-------- INPUT RECORDS

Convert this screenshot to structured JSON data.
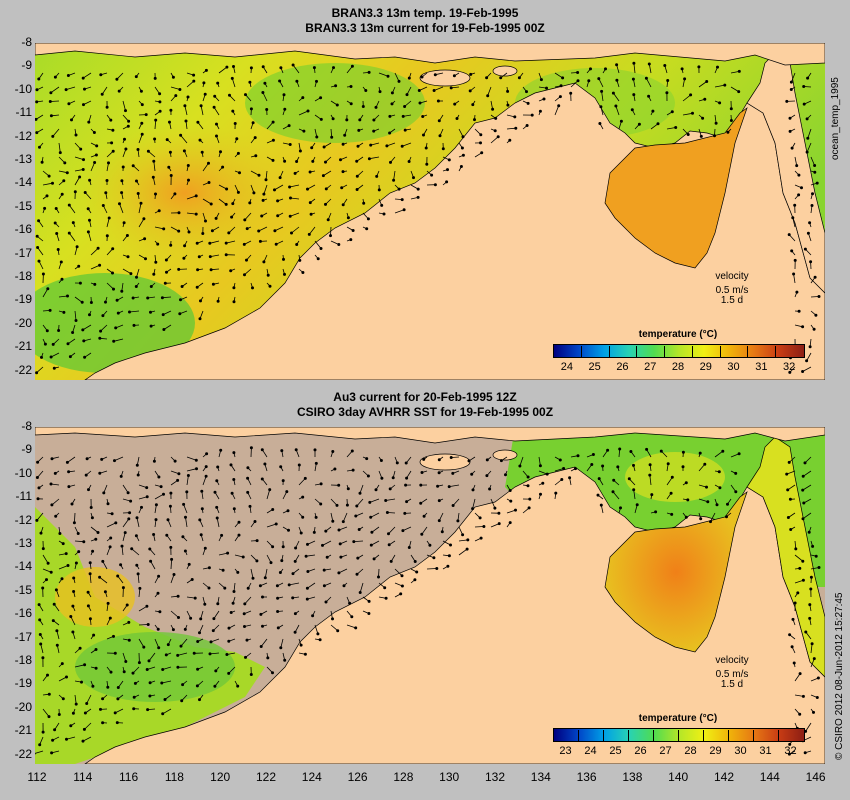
{
  "panels": [
    {
      "title_line1": "BRAN3.3 13m temp. 19-Feb-1995",
      "title_line2": "BRAN3.3 13m current for 19-Feb-1995 00Z",
      "side_label": "ocean_temp_1995",
      "velocity": {
        "label": "velocity",
        "speed": "0.5 m/s",
        "duration": "1.5 d"
      },
      "colorbar": {
        "title": "temperature (°C)",
        "ticks": [
          "24",
          "25",
          "26",
          "27",
          "28",
          "29",
          "30",
          "31",
          "32"
        ]
      }
    },
    {
      "title_line1": "Au3 current for 20-Feb-1995 12Z",
      "title_line2": "CSIRO 3day AVHRR SST for 19-Feb-1995 00Z",
      "side_label": "© CSIRO 2012  08-Jun-2012 15:27:45",
      "velocity": {
        "label": "velocity",
        "speed": "0.5 m/s",
        "duration": "1.5 d"
      },
      "colorbar": {
        "title": "temperature (°C)",
        "ticks": [
          "23",
          "24",
          "25",
          "26",
          "27",
          "28",
          "29",
          "30",
          "31",
          "32"
        ]
      }
    }
  ],
  "y_ticks": [
    "-8",
    "-9",
    "-10",
    "-11",
    "-12",
    "-13",
    "-14",
    "-15",
    "-16",
    "-17",
    "-18",
    "-19",
    "-20",
    "-21",
    "-22"
  ],
  "x_ticks": [
    "112",
    "114",
    "116",
    "118",
    "120",
    "122",
    "124",
    "126",
    "128",
    "130",
    "132",
    "134",
    "136",
    "138",
    "140",
    "142",
    "144",
    "146"
  ],
  "colors": {
    "land": "#fcd0a0",
    "background": "#c0c0c0",
    "no_data": "#c8ae98",
    "ocean_green": "#7cd43c",
    "ocean_yellow": "#d8e020",
    "ocean_orange": "#f0a020"
  }
}
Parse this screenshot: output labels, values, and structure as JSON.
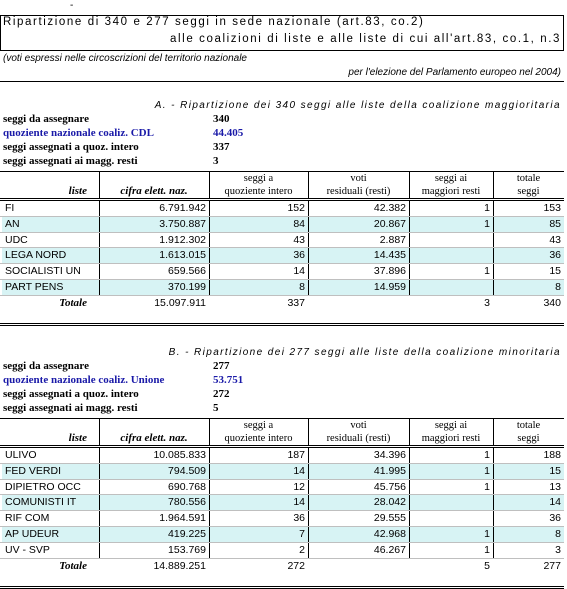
{
  "doc": {
    "top_mark": "-",
    "title_line1": "Ripartizione di 340 e 277 seggi in sede nazionale (art.83, co.2)",
    "title_line2": "alle coalizioni di liste e alle liste di cui all'art.83, co.1, n.3",
    "note_line1": "(voti espressi nelle circoscrizioni del territorio nazionale",
    "note_line2": "per l'elezione del Parlamento europeo nel 2004)"
  },
  "columns": {
    "liste": "liste",
    "cifra": "cifra elett. naz.",
    "seggi_quoz_1": "seggi a",
    "seggi_quoz_2": "quoziente intero",
    "voti_res_1": "voti",
    "voti_res_2": "residuali (resti)",
    "seggi_resti_1": "seggi ai",
    "seggi_resti_2": "maggiori resti",
    "totale_1": "totale",
    "totale_2": "seggi"
  },
  "section_a": {
    "title": "A. - Ripartizione dei 340 seggi alle liste della coalizione maggioritaria",
    "info": [
      {
        "label": "seggi da assegnare",
        "value": "340",
        "blue": false
      },
      {
        "label": "quoziente nazionale coaliz. CDL",
        "value": "44.405",
        "blue": true
      },
      {
        "label": "seggi assegnati a quoz. intero",
        "value": "337",
        "blue": false
      },
      {
        "label": "seggi assegnati ai magg. resti",
        "value": "3",
        "blue": false
      }
    ],
    "rows": [
      {
        "lista": "FI",
        "cifra": "6.791.942",
        "quoz": "152",
        "voti": "42.382",
        "resti": "1",
        "totale": "153"
      },
      {
        "lista": "AN",
        "cifra": "3.750.887",
        "quoz": "84",
        "voti": "20.867",
        "resti": "1",
        "totale": "85"
      },
      {
        "lista": "UDC",
        "cifra": "1.912.302",
        "quoz": "43",
        "voti": "2.887",
        "resti": "",
        "totale": "43"
      },
      {
        "lista": "LEGA NORD",
        "cifra": "1.613.015",
        "quoz": "36",
        "voti": "14.435",
        "resti": "",
        "totale": "36"
      },
      {
        "lista": "SOCIALISTI UN",
        "cifra": "659.566",
        "quoz": "14",
        "voti": "37.896",
        "resti": "1",
        "totale": "15"
      },
      {
        "lista": "PART PENS",
        "cifra": "370.199",
        "quoz": "8",
        "voti": "14.959",
        "resti": "",
        "totale": "8"
      }
    ],
    "total": {
      "label": "Totale",
      "cifra": "15.097.911",
      "quoz": "337",
      "voti": "",
      "resti": "3",
      "totale": "340"
    }
  },
  "section_b": {
    "title": "B. - Ripartizione dei 277 seggi alle liste della coalizione minoritaria",
    "info": [
      {
        "label": "seggi da assegnare",
        "value": "277",
        "blue": false
      },
      {
        "label": "quoziente nazionale coaliz. Unione",
        "value": "53.751",
        "blue": true
      },
      {
        "label": "seggi assegnati a quoz. intero",
        "value": "272",
        "blue": false
      },
      {
        "label": "seggi assegnati ai magg. resti",
        "value": "5",
        "blue": false
      }
    ],
    "rows": [
      {
        "lista": "ULIVO",
        "cifra": "10.085.833",
        "quoz": "187",
        "voti": "34.396",
        "resti": "1",
        "totale": "188"
      },
      {
        "lista": "FED VERDI",
        "cifra": "794.509",
        "quoz": "14",
        "voti": "41.995",
        "resti": "1",
        "totale": "15"
      },
      {
        "lista": "DIPIETRO OCC",
        "cifra": "690.768",
        "quoz": "12",
        "voti": "45.756",
        "resti": "1",
        "totale": "13"
      },
      {
        "lista": "COMUNISTI IT",
        "cifra": "780.556",
        "quoz": "14",
        "voti": "28.042",
        "resti": "",
        "totale": "14"
      },
      {
        "lista": "RIF COM",
        "cifra": "1.964.591",
        "quoz": "36",
        "voti": "29.555",
        "resti": "",
        "totale": "36"
      },
      {
        "lista": "AP UDEUR",
        "cifra": "419.225",
        "quoz": "7",
        "voti": "42.968",
        "resti": "1",
        "totale": "8"
      },
      {
        "lista": "UV - SVP",
        "cifra": "153.769",
        "quoz": "2",
        "voti": "46.267",
        "resti": "1",
        "totale": "3"
      }
    ],
    "total": {
      "label": "Totale",
      "cifra": "14.889.251",
      "quoz": "272",
      "voti": "",
      "resti": "5",
      "totale": "277"
    }
  },
  "colors": {
    "band": "#d7f3f4",
    "blue_text": "#1a1aa8"
  }
}
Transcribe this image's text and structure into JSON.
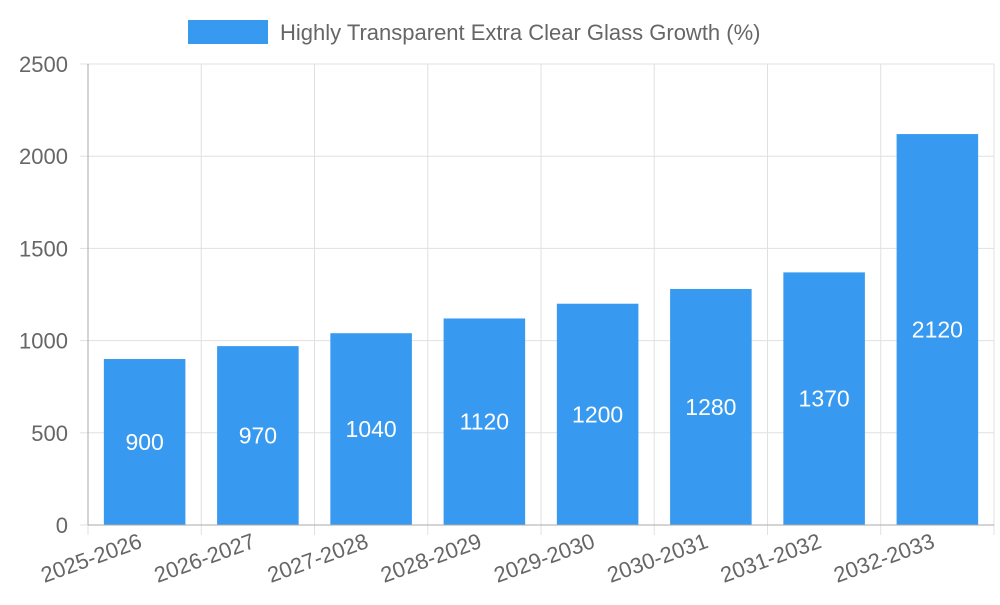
{
  "chart_data": {
    "type": "bar",
    "categories": [
      "2025-2026",
      "2026-2027",
      "2027-2028",
      "2028-2029",
      "2029-2030",
      "2030-2031",
      "2031-2032",
      "2032-2033"
    ],
    "series": [
      {
        "name": "Highly Transparent Extra Clear Glass Growth (%)",
        "values": [
          900,
          970,
          1040,
          1120,
          1200,
          1280,
          1370,
          2120
        ],
        "color": "#3799f0"
      }
    ],
    "data_labels": [
      "900",
      "970",
      "1040",
      "1120",
      "1200",
      "1280",
      "1370",
      "2120"
    ],
    "y_ticks": [
      "0",
      "500",
      "1000",
      "1500",
      "2000",
      "2500"
    ],
    "ylim": [
      0,
      2500
    ],
    "grid": true,
    "legend_position": "top"
  }
}
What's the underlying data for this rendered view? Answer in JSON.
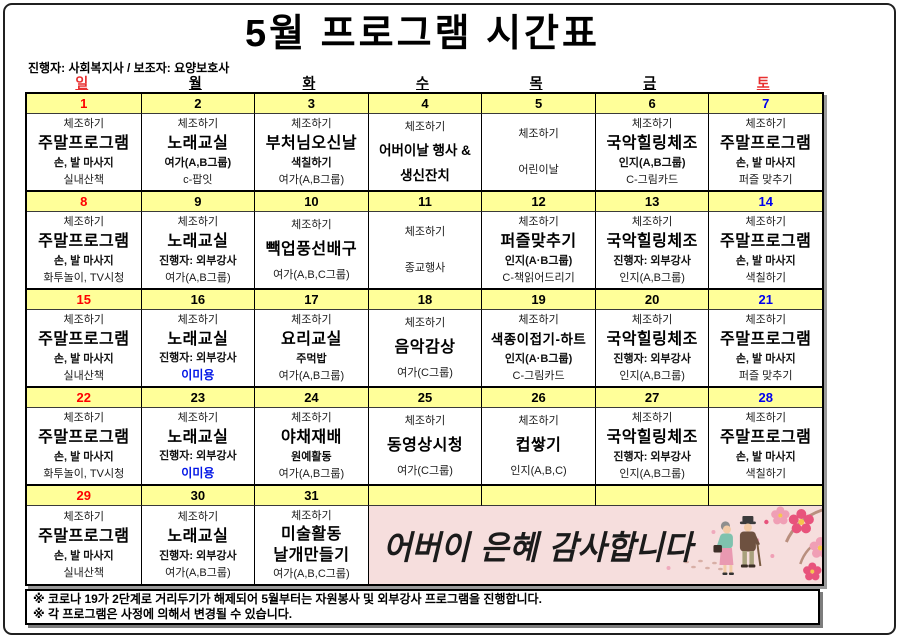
{
  "title": "5월 프로그램 시간표",
  "subtitle": "진행자: 사회복지사 / 보조자: 요양보호사",
  "colors": {
    "sunday_red": "#FF0000",
    "saturday_blue": "#0000EE",
    "date_strip_yellow": "#FFFF99",
    "banner_pink": "#F6DEDD",
    "highlight_blue_text": "#0014E6"
  },
  "weekday_header": [
    {
      "label": "일",
      "color": "red"
    },
    {
      "label": "월",
      "color": "black"
    },
    {
      "label": "화",
      "color": "black"
    },
    {
      "label": "수",
      "color": "black"
    },
    {
      "label": "목",
      "color": "black"
    },
    {
      "label": "금",
      "color": "black"
    },
    {
      "label": "토",
      "color": "red"
    }
  ],
  "weeks": [
    {
      "days": [
        {
          "num": "1",
          "numColor": "red",
          "lines": [
            {
              "t": "체조하기",
              "s": "top"
            },
            {
              "t": "주말프로그램",
              "s": "main"
            },
            {
              "t": "손, 발 마사지",
              "s": "sub"
            },
            {
              "t": "실내산책",
              "s": "bottom"
            }
          ]
        },
        {
          "num": "2",
          "numColor": "black",
          "lines": [
            {
              "t": "체조하기",
              "s": "top"
            },
            {
              "t": "노래교실",
              "s": "main"
            },
            {
              "t": "여가(A,B그룹)",
              "s": "sub"
            },
            {
              "t": "c-팝잇",
              "s": "bottom"
            }
          ]
        },
        {
          "num": "3",
          "numColor": "black",
          "lines": [
            {
              "t": "체조하기",
              "s": "top"
            },
            {
              "t": "부처님오신날",
              "s": "main"
            },
            {
              "t": "색칠하기",
              "s": "sub"
            },
            {
              "t": "여가(A,B그룹)",
              "s": "bottom"
            }
          ]
        },
        {
          "num": "4",
          "numColor": "black",
          "lines": [
            {
              "t": "체조하기",
              "s": "top"
            },
            {
              "t": "어버이날 행사 &",
              "s": "mainsm"
            },
            {
              "t": "생신잔치",
              "s": "mainsm"
            }
          ]
        },
        {
          "num": "5",
          "numColor": "black",
          "lines": [
            {
              "t": "체조하기",
              "s": "top"
            },
            {
              "t": "어린이날",
              "s": "plain"
            }
          ]
        },
        {
          "num": "6",
          "numColor": "black",
          "lines": [
            {
              "t": "체조하기",
              "s": "top"
            },
            {
              "t": "국악힐링체조",
              "s": "main"
            },
            {
              "t": "인지(A,B그룹)",
              "s": "sub"
            },
            {
              "t": "C-그림카드",
              "s": "bottom"
            }
          ]
        },
        {
          "num": "7",
          "numColor": "blue",
          "lines": [
            {
              "t": "체조하기",
              "s": "top"
            },
            {
              "t": "주말프로그램",
              "s": "main"
            },
            {
              "t": "손, 발 마사지",
              "s": "sub"
            },
            {
              "t": "퍼즐 맞추기",
              "s": "bottom"
            }
          ]
        }
      ]
    },
    {
      "days": [
        {
          "num": "8",
          "numColor": "red",
          "lines": [
            {
              "t": "체조하기",
              "s": "top"
            },
            {
              "t": "주말프로그램",
              "s": "main"
            },
            {
              "t": "손, 발 마사지",
              "s": "sub"
            },
            {
              "t": "화투놀이, TV시청",
              "s": "bottom"
            }
          ]
        },
        {
          "num": "9",
          "numColor": "black",
          "lines": [
            {
              "t": "체조하기",
              "s": "top"
            },
            {
              "t": "노래교실",
              "s": "main"
            },
            {
              "t": "진행자: 외부강사",
              "s": "sub"
            },
            {
              "t": "여가(A,B그룹)",
              "s": "bottom"
            }
          ]
        },
        {
          "num": "10",
          "numColor": "black",
          "lines": [
            {
              "t": "체조하기",
              "s": "top"
            },
            {
              "t": "빽업풍선배구",
              "s": "main"
            },
            {
              "t": "여가(A,B,C그룹)",
              "s": "plain"
            }
          ]
        },
        {
          "num": "11",
          "numColor": "black",
          "lines": [
            {
              "t": "체조하기",
              "s": "top"
            },
            {
              "t": "종교행사",
              "s": "plain"
            }
          ]
        },
        {
          "num": "12",
          "numColor": "black",
          "lines": [
            {
              "t": "체조하기",
              "s": "top"
            },
            {
              "t": "퍼즐맞추기",
              "s": "main"
            },
            {
              "t": "인지(A·B그룹)",
              "s": "sub"
            },
            {
              "t": "C-책읽어드리기",
              "s": "bottom"
            }
          ]
        },
        {
          "num": "13",
          "numColor": "black",
          "lines": [
            {
              "t": "체조하기",
              "s": "top"
            },
            {
              "t": "국악힐링체조",
              "s": "main"
            },
            {
              "t": "진행자: 외부강사",
              "s": "sub"
            },
            {
              "t": "인지(A,B그룹)",
              "s": "bottom"
            }
          ]
        },
        {
          "num": "14",
          "numColor": "blue",
          "lines": [
            {
              "t": "체조하기",
              "s": "top"
            },
            {
              "t": "주말프로그램",
              "s": "main"
            },
            {
              "t": "손, 발 마사지",
              "s": "sub"
            },
            {
              "t": "색칠하기",
              "s": "bottom"
            }
          ]
        }
      ]
    },
    {
      "days": [
        {
          "num": "15",
          "numColor": "red",
          "lines": [
            {
              "t": "체조하기",
              "s": "top"
            },
            {
              "t": "주말프로그램",
              "s": "main"
            },
            {
              "t": "손, 발 마사지",
              "s": "sub"
            },
            {
              "t": "실내산책",
              "s": "bottom"
            }
          ]
        },
        {
          "num": "16",
          "numColor": "black",
          "lines": [
            {
              "t": "체조하기",
              "s": "top"
            },
            {
              "t": "노래교실",
              "s": "main"
            },
            {
              "t": "진행자: 외부강사",
              "s": "sub"
            },
            {
              "t": "이미용",
              "s": "blue"
            }
          ]
        },
        {
          "num": "17",
          "numColor": "black",
          "lines": [
            {
              "t": "체조하기",
              "s": "top"
            },
            {
              "t": "요리교실",
              "s": "main"
            },
            {
              "t": "주먹밥",
              "s": "sub"
            },
            {
              "t": "여가(A,B그룹)",
              "s": "bottom"
            }
          ]
        },
        {
          "num": "18",
          "numColor": "black",
          "lines": [
            {
              "t": "체조하기",
              "s": "top"
            },
            {
              "t": "음악감상",
              "s": "main"
            },
            {
              "t": "여가(C그룹)",
              "s": "plain"
            }
          ]
        },
        {
          "num": "19",
          "numColor": "black",
          "lines": [
            {
              "t": "체조하기",
              "s": "top"
            },
            {
              "t": "색종이접기-하트",
              "s": "main"
            },
            {
              "t": "인지(A·B그룹)",
              "s": "sub"
            },
            {
              "t": "C-그림카드",
              "s": "bottom"
            }
          ]
        },
        {
          "num": "20",
          "numColor": "black",
          "lines": [
            {
              "t": "체조하기",
              "s": "top"
            },
            {
              "t": "국악힐링체조",
              "s": "main"
            },
            {
              "t": "진행자: 외부강사",
              "s": "sub"
            },
            {
              "t": "인지(A,B그룹)",
              "s": "bottom"
            }
          ]
        },
        {
          "num": "21",
          "numColor": "blue",
          "lines": [
            {
              "t": "체조하기",
              "s": "top"
            },
            {
              "t": "주말프로그램",
              "s": "main"
            },
            {
              "t": "손, 발 마사지",
              "s": "sub"
            },
            {
              "t": "퍼즐 맞추기",
              "s": "bottom"
            }
          ]
        }
      ]
    },
    {
      "days": [
        {
          "num": "22",
          "numColor": "red",
          "lines": [
            {
              "t": "체조하기",
              "s": "top"
            },
            {
              "t": "주말프로그램",
              "s": "main"
            },
            {
              "t": "손, 발 마사지",
              "s": "sub"
            },
            {
              "t": "화투놀이, TV시청",
              "s": "bottom"
            }
          ]
        },
        {
          "num": "23",
          "numColor": "black",
          "lines": [
            {
              "t": "체조하기",
              "s": "top"
            },
            {
              "t": "노래교실",
              "s": "main"
            },
            {
              "t": "진행자: 외부강사",
              "s": "sub"
            },
            {
              "t": "이미용",
              "s": "blue"
            }
          ]
        },
        {
          "num": "24",
          "numColor": "black",
          "lines": [
            {
              "t": "체조하기",
              "s": "top"
            },
            {
              "t": "야채재배",
              "s": "main"
            },
            {
              "t": "원예활동",
              "s": "sub"
            },
            {
              "t": "여가(A,B그룹)",
              "s": "bottom"
            }
          ]
        },
        {
          "num": "25",
          "numColor": "black",
          "lines": [
            {
              "t": "체조하기",
              "s": "top"
            },
            {
              "t": "동영상시청",
              "s": "main"
            },
            {
              "t": "여가(C그룹)",
              "s": "plain"
            }
          ]
        },
        {
          "num": "26",
          "numColor": "black",
          "lines": [
            {
              "t": "체조하기",
              "s": "top"
            },
            {
              "t": "컵쌓기",
              "s": "main"
            },
            {
              "t": "인지(A,B,C)",
              "s": "plain"
            }
          ]
        },
        {
          "num": "27",
          "numColor": "black",
          "lines": [
            {
              "t": "체조하기",
              "s": "top"
            },
            {
              "t": "국악힐링체조",
              "s": "main"
            },
            {
              "t": "진행자: 외부강사",
              "s": "sub"
            },
            {
              "t": "인지(A,B그룹)",
              "s": "bottom"
            }
          ]
        },
        {
          "num": "28",
          "numColor": "blue",
          "lines": [
            {
              "t": "체조하기",
              "s": "top"
            },
            {
              "t": "주말프로그램",
              "s": "main"
            },
            {
              "t": "손, 발 마사지",
              "s": "sub"
            },
            {
              "t": "색칠하기",
              "s": "bottom"
            }
          ]
        }
      ]
    },
    {
      "days": [
        {
          "num": "29",
          "numColor": "red",
          "lines": [
            {
              "t": "체조하기",
              "s": "top"
            },
            {
              "t": "주말프로그램",
              "s": "main"
            },
            {
              "t": "손, 발 마사지",
              "s": "sub"
            },
            {
              "t": "실내산책",
              "s": "bottom"
            }
          ]
        },
        {
          "num": "30",
          "numColor": "black",
          "lines": [
            {
              "t": "체조하기",
              "s": "top"
            },
            {
              "t": "노래교실",
              "s": "main"
            },
            {
              "t": "진행자: 외부강사",
              "s": "sub"
            },
            {
              "t": "여가(A,B그룹)",
              "s": "bottom"
            }
          ]
        },
        {
          "num": "31",
          "numColor": "black",
          "lines": [
            {
              "t": "체조하기",
              "s": "top"
            },
            {
              "t": "미술활동",
              "s": "main"
            },
            {
              "t": "날개만들기",
              "s": "main"
            },
            {
              "t": "여가(A,B,C그룹)",
              "s": "bottom"
            }
          ]
        }
      ],
      "banner": {
        "text": "어버이 은혜 감사합니다"
      }
    }
  ],
  "notes": [
    "※ 코로나 19가 2단계로 거리두기가 해제되어 5월부터는 자원봉사 및 외부강사 프로그램을 진행합니다.",
    "※ 각 프로그램은 사정에 의해서 변경될 수 있습니다."
  ]
}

----------------

## WORK REQUIRED
State the count of lines that contain the string "coalizione". Nothing else is needed.

## SOLUTION TO THIS TASK
2